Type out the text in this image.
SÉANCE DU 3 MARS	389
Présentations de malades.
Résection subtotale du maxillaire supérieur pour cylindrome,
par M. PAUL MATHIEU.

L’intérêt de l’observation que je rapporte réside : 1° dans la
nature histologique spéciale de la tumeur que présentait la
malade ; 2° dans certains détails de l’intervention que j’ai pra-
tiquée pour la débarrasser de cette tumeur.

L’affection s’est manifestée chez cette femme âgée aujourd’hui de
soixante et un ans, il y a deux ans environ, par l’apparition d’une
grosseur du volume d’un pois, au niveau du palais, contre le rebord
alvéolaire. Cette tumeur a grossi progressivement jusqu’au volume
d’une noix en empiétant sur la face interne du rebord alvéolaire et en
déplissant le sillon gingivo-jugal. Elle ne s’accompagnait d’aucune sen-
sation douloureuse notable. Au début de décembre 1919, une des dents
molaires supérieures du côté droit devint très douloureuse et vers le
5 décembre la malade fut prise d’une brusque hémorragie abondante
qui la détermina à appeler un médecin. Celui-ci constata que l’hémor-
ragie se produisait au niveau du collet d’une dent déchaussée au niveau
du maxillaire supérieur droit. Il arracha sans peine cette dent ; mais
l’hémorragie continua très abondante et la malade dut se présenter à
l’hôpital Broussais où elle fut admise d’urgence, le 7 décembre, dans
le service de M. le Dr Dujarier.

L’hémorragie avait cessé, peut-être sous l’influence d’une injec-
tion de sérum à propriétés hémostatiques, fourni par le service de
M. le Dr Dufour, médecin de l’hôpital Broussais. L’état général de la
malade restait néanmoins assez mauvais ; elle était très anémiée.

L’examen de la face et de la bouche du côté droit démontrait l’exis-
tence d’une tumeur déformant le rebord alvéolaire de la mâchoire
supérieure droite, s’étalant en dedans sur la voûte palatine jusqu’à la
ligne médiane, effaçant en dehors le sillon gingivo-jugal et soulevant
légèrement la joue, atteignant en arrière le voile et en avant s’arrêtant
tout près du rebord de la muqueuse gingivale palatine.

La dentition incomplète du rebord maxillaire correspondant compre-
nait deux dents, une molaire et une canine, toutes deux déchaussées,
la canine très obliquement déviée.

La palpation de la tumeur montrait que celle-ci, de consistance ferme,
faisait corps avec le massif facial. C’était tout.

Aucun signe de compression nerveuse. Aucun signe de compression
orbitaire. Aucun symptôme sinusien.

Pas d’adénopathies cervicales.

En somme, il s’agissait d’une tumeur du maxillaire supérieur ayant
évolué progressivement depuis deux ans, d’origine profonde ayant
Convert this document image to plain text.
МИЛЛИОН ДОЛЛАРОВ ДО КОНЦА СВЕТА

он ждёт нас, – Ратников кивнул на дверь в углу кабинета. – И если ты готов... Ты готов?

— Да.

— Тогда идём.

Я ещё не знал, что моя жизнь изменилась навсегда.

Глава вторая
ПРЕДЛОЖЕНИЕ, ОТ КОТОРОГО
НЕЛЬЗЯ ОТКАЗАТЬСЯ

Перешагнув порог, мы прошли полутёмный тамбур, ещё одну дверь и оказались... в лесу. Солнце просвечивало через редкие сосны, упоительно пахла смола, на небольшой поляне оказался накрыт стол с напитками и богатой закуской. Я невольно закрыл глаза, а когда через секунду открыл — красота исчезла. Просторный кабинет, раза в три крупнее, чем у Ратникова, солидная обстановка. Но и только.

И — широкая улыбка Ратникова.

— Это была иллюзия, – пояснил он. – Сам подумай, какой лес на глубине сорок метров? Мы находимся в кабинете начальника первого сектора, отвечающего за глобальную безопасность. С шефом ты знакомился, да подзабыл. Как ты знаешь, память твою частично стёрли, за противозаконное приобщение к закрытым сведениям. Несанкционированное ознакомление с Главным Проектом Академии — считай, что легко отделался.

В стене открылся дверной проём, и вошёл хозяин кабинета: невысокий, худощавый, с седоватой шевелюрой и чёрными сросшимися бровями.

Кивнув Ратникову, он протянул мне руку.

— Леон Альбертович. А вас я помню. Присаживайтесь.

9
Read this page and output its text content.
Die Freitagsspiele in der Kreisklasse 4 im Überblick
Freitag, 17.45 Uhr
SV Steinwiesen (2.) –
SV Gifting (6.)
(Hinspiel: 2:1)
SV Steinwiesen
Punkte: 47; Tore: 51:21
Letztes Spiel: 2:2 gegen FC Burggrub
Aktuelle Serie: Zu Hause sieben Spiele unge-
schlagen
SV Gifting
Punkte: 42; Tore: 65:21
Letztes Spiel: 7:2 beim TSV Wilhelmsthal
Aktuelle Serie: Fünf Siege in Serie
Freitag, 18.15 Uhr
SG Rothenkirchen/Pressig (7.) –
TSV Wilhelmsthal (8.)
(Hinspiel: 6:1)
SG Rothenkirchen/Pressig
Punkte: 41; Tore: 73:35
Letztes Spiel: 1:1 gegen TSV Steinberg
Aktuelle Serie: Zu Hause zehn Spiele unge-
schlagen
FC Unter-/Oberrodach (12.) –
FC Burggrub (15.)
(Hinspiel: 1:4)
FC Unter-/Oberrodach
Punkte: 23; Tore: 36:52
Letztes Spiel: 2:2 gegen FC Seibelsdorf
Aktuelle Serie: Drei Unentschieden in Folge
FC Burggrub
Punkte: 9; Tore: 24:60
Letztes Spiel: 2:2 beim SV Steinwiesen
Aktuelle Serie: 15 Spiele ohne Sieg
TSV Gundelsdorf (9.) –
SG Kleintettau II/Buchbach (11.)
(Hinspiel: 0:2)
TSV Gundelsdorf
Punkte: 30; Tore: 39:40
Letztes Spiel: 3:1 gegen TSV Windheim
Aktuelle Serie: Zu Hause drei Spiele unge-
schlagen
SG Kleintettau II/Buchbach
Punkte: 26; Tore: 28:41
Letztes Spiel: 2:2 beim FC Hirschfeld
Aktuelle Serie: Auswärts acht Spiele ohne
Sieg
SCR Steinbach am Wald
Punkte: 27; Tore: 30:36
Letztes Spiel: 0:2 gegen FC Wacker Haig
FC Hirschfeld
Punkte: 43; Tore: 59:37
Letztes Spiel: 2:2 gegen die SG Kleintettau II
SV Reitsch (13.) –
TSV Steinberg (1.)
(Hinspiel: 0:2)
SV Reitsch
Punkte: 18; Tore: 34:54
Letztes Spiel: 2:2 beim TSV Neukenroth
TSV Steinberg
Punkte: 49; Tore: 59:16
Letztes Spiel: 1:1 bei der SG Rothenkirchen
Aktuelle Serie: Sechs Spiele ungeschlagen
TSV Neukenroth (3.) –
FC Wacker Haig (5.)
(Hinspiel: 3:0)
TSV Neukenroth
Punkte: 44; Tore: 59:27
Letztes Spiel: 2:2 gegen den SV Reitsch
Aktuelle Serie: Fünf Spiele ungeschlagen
----------
Provide an exact reproduction of all the entries shown above.

* **Response for this exercise**
Type out the text in this image.
SÉANCE DU 3 MARS	389
Présentations de malades.
Résection subtotale du maxillaire supérieur pour cylindrome,
par M. PAUL MATHIEU.

L’intérêt de l’observation que je rapporte réside : 1° dans la
nature histologique spéciale de la tumeur que présentait la
malade ; 2° dans certains détails de l’intervention que j’ai pra-
tiquée pour la débarrasser de cette tumeur.

L’affection s’est manifestée chez cette femme âgée aujourd’hui de
soixante et un ans, il y a deux ans environ, par l’apparition d’une
grosseur du volume d’un pois, au niveau du palais, contre le rebord
alvéolaire. Cette tumeur a grossi progressivement jusqu’au volume
d’une noix en empiétant sur la face interne du rebord alvéolaire et en
déplissant le sillon gingivo-jugal. Elle ne s’accompagnait d’aucune sen-
sation douloureuse notable. Au début de décembre 1919, une des dents
molaires supérieures du côté droit devint très douloureuse et vers le
5 décembre la malade fut prise d’une brusque hémorragie abondante
qui la détermina à appeler un médecin. Celui-ci constata que l’hémor-
ragie se produisait au niveau du collet d’une dent déchaussée au niveau
du maxillaire supérieur droit. Il arracha sans peine cette dent ; mais
l’hémorragie continua très abondante et la malade dut se présenter à
l’hôpital Broussais où elle fut admise d’urgence, le 7 décembre, dans
le service de M. le Dr Dujarier.

L’hémorragie avait cessé, peut-être sous l’influence d’une injec-
tion de sérum à propriétés hémostatiques, fourni par le service de
M. le Dr Dufour, médecin de l’hôpital Broussais. L’état général de la
malade restait néanmoins assez mauvais ; elle était très anémiée.

L’examen de la face et de la bouche du côté droit démontrait l’exis-
tence d’une tumeur déformant le rebord alvéolaire de la mâchoire
supérieure droite, s’étalant en dedans sur la voûte palatine jusqu’à la
ligne médiane, effaçant en dehors le sillon gingivo-jugal et soulevant
légèrement la joue, atteignant en arrière le voile et en avant s’arrêtant
tout près du rebord de la muqueuse gingivale palatine.

La dentition incomplète du rebord maxillaire correspondant compre-
nait deux dents, une molaire et une canine, toutes deux déchaussées,
la canine très obliquement déviée.

La palpation de la tumeur montrait que celle-ci, de consistance ferme,
faisait corps avec le massif facial. C’était tout.

Aucun signe de compression nerveuse. Aucun signe de compression
orbitaire. Aucun symptôme sinusien.

Pas d’adénopathies cervicales.

En somme, il s’agissait d’une tumeur du maxillaire supérieur ayant
évolué progressivement depuis deux ans, d’origine profonde ayant
Convert this document image to plain text.
МИЛЛИОН ДОЛЛАРОВ ДО КОНЦА СВЕТА

он ждёт нас, – Ратников кивнул на дверь в углу кабинета. – И если ты готов... Ты готов?

— Да.

— Тогда идём.

Я ещё не знал, что моя жизнь изменилась навсегда.

Глава вторая
ПРЕДЛОЖЕНИЕ, ОТ КОТОРОГО
НЕЛЬЗЯ ОТКАЗАТЬСЯ

Перешагнув порог, мы прошли полутёмный тамбур, ещё одну дверь и оказались... в лесу. Солнце просвечивало через редкие сосны, упоительно пахла смола, на небольшой поляне оказался накрыт стол с напитками и богатой закуской. Я невольно закрыл глаза, а когда через секунду открыл — красота исчезла. Просторный кабинет, раза в три крупнее, чем у Ратникова, солидная обстановка. Но и только.

И — широкая улыбка Ратникова.

— Это была иллюзия, – пояснил он. – Сам подумай, какой лес на глубине сорок метров? Мы находимся в кабинете начальника первого сектора, отвечающего за глобальную безопасность. С шефом ты знакомился, да подзабыл. Как ты знаешь, память твою частично стёрли, за противозаконное приобщение к закрытым сведениям. Несанкционированное ознакомление с Главным Проектом Академии — считай, что легко отделался.

В стене открылся дверной проём, и вошёл хозяин кабинета: невысокий, худощавый, с седоватой шевелюрой и чёрными сросшимися бровями.

Кивнув Ратникову, он протянул мне руку.

— Леон Альбертович. А вас я помню. Присаживайтесь.

9
Read this page and output its text content.
Die Freitagsspiele in der Kreisklasse 4 im Überblick
Freitag, 17.45 Uhr
SV Steinwiesen (2.) –
SV Gifting (6.)
(Hinspiel: 2:1)
SV Steinwiesen
Punkte: 47; Tore: 51:21
Letztes Spiel: 2:2 gegen FC Burggrub
Aktuelle Serie: Zu Hause sieben Spiele unge-
schlagen
SV Gifting
Punkte: 42; Tore: 65:21
Letztes Spiel: 7:2 beim TSV Wilhelmsthal
Aktuelle Serie: Fünf Siege in Serie
Freitag, 18.15 Uhr
SG Rothenkirchen/Pressig (7.) –
TSV Wilhelmsthal (8.)
(Hinspiel: 6:1)
SG Rothenkirchen/Pressig
Punkte: 41; Tore: 73:35
Letztes Spiel: 1:1 gegen TSV Steinberg
Aktuelle Serie: Zu Hause zehn Spiele unge-
schlagen
FC Unter-/Oberrodach (12.) –
FC Burggrub (15.)
(Hinspiel: 1:4)
FC Unter-/Oberrodach
Punkte: 23; Tore: 36:52
Letztes Spiel: 2:2 gegen FC Seibelsdorf
Aktuelle Serie: Drei Unentschieden in Folge
FC Burggrub
Punkte: 9; Tore: 24:60
Letztes Spiel: 2:2 beim SV Steinwiesen
Aktuelle Serie: 15 Spiele ohne Sieg
TSV Gundelsdorf (9.) –
SG Kleintettau II/Buchbach (11.)
(Hinspiel: 0:2)
TSV Gundelsdorf
Punkte: 30; Tore: 39:40
Letztes Spiel: 3:1 gegen TSV Windheim
Aktuelle Serie: Zu Hause drei Spiele unge-
schlagen
SG Kleintettau II/Buchbach
Punkte: 26; Tore: 28:41
Letztes Spiel: 2:2 beim FC Hirschfeld
Aktuelle Serie: Auswärts acht Spiele ohne
Sieg
SCR Steinbach am Wald
Punkte: 27; Tore: 30:36
Letztes Spiel: 0:2 gegen FC Wacker Haig
FC Hirschfeld
Punkte: 43; Tore: 59:37
Letztes Spiel: 2:2 gegen die SG Kleintettau II
SV Reitsch (13.) –
TSV Steinberg (1.)
(Hinspiel: 0:2)
SV Reitsch
Punkte: 18; Tore: 34:54
Letztes Spiel: 2:2 beim TSV Neukenroth
TSV Steinberg
Punkte: 49; Tore: 59:16
Letztes Spiel: 1:1 bei der SG Rothenkirchen
Aktuelle Serie: Sechs Spiele ungeschlagen
TSV Neukenroth (3.) –
FC Wacker Haig (5.)
(Hinspiel: 3:0)
TSV Neukenroth
Punkte: 44; Tore: 59:27
Letztes Spiel: 2:2 gegen den SV Reitsch
Aktuelle Serie: Fünf Spiele ungeschlagen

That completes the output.